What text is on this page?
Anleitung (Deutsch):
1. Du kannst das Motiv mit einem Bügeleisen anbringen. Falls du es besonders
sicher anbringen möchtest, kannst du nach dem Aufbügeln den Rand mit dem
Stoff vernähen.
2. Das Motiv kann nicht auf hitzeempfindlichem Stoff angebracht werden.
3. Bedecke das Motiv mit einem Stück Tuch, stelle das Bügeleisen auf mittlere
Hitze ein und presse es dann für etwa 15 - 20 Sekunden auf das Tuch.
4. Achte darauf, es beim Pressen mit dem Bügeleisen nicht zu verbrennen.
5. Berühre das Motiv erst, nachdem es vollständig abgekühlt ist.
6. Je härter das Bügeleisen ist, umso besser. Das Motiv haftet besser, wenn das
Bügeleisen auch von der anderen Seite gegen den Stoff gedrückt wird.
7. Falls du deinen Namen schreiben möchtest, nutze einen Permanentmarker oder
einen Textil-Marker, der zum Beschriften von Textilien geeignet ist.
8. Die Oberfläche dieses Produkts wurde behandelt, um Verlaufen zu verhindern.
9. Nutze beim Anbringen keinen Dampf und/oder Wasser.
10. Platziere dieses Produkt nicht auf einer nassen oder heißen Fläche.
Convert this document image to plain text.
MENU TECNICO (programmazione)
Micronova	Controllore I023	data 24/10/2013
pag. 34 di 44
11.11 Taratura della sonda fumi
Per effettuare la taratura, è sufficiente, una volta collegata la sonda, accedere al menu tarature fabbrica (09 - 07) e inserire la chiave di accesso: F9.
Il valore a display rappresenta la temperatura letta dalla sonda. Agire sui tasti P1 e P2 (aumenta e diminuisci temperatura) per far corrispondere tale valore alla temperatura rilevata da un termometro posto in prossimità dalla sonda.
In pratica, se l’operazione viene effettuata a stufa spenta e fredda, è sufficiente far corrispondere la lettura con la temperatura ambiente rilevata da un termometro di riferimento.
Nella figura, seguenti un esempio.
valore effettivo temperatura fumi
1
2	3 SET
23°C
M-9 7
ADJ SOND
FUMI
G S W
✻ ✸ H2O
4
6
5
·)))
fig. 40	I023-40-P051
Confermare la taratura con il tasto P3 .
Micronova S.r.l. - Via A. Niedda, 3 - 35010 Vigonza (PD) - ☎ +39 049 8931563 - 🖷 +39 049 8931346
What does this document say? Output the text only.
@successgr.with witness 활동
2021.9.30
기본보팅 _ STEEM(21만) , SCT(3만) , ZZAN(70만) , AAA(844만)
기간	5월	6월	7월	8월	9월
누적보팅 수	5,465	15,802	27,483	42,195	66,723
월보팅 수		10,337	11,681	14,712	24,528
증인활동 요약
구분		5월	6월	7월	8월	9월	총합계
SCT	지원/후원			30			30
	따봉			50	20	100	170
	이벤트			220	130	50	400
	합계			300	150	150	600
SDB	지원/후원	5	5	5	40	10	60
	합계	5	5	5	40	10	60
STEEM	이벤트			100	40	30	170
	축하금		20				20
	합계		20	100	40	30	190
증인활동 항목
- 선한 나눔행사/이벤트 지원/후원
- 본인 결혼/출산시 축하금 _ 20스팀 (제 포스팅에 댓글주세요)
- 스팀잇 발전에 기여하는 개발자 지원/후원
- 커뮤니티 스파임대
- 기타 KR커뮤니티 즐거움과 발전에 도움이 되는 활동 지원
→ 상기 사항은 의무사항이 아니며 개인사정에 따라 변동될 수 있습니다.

-- Exercise description --
Every record should be given again exactly.

-- Response to the task --
What text is on this page?
Anleitung (Deutsch):
1. Du kannst das Motiv mit einem Bügeleisen anbringen. Falls du es besonders
sicher anbringen möchtest, kannst du nach dem Aufbügeln den Rand mit dem
Stoff vernähen.
2. Das Motiv kann nicht auf hitzeempfindlichem Stoff angebracht werden.
3. Bedecke das Motiv mit einem Stück Tuch, stelle das Bügeleisen auf mittlere
Hitze ein und presse es dann für etwa 15 - 20 Sekunden auf das Tuch.
4. Achte darauf, es beim Pressen mit dem Bügeleisen nicht zu verbrennen.
5. Berühre das Motiv erst, nachdem es vollständig abgekühlt ist.
6. Je härter das Bügeleisen ist, umso besser. Das Motiv haftet besser, wenn das
Bügeleisen auch von der anderen Seite gegen den Stoff gedrückt wird.
7. Falls du deinen Namen schreiben möchtest, nutze einen Permanentmarker oder
einen Textil-Marker, der zum Beschriften von Textilien geeignet ist.
8. Die Oberfläche dieses Produkts wurde behandelt, um Verlaufen zu verhindern.
9. Nutze beim Anbringen keinen Dampf und/oder Wasser.
10. Platziere dieses Produkt nicht auf einer nassen oder heißen Fläche.
Convert this document image to plain text.
MENU TECNICO (programmazione)
Micronova	Controllore I023	data 24/10/2013
pag. 34 di 44
11.11 Taratura della sonda fumi
Per effettuare la taratura, è sufficiente, una volta collegata la sonda, accedere al menu tarature fabbrica (09 - 07) e inserire la chiave di accesso: F9.
Il valore a display rappresenta la temperatura letta dalla sonda. Agire sui tasti P1 e P2 (aumenta e diminuisci temperatura) per far corrispondere tale valore alla temperatura rilevata da un termometro posto in prossimità dalla sonda.
In pratica, se l’operazione viene effettuata a stufa spenta e fredda, è sufficiente far corrispondere la lettura con la temperatura ambiente rilevata da un termometro di riferimento.
Nella figura, seguenti un esempio.
valore effettivo temperatura fumi
1
2	3 SET
23°C
M-9 7
ADJ SOND
FUMI
G S W
✻ ✸ H2O
4
6
5
·)))
fig. 40	I023-40-P051
Confermare la taratura con il tasto P3 .
Micronova S.r.l. - Via A. Niedda, 3 - 35010 Vigonza (PD) - ☎ +39 049 8931563 - 🖷 +39 049 8931346
What does this document say? Output the text only.
@successgr.with witness 활동
2021.9.30
기본보팅 _ STEEM(21만) , SCT(3만) , ZZAN(70만) , AAA(844만)
기간	5월	6월	7월	8월	9월
누적보팅 수	5,465	15,802	27,483	42,195	66,723
월보팅 수		10,337	11,681	14,712	24,528
증인활동 요약
구분		5월	6월	7월	8월	9월	총합계
SCT	지원/후원			30			30
	따봉			50	20	100	170
	이벤트			220	130	50	400
	합계			300	150	150	600
SDB	지원/후원	5	5	5	40	10	60
	합계	5	5	5	40	10	60
STEEM	이벤트			100	40	30	170
	축하금		20				20
	합계		20	100	40	30	190
증인활동 항목
- 선한 나눔행사/이벤트 지원/후원
- 본인 결혼/출산시 축하금 _ 20스팀 (제 포스팅에 댓글주세요)
- 스팀잇 발전에 기여하는 개발자 지원/후원
- 커뮤니티 스파임대
- 기타 KR커뮤니티 즐거움과 발전에 도움이 되는 활동 지원
→ 상기 사항은 의무사항이 아니며 개인사정에 따라 변동될 수 있습니다.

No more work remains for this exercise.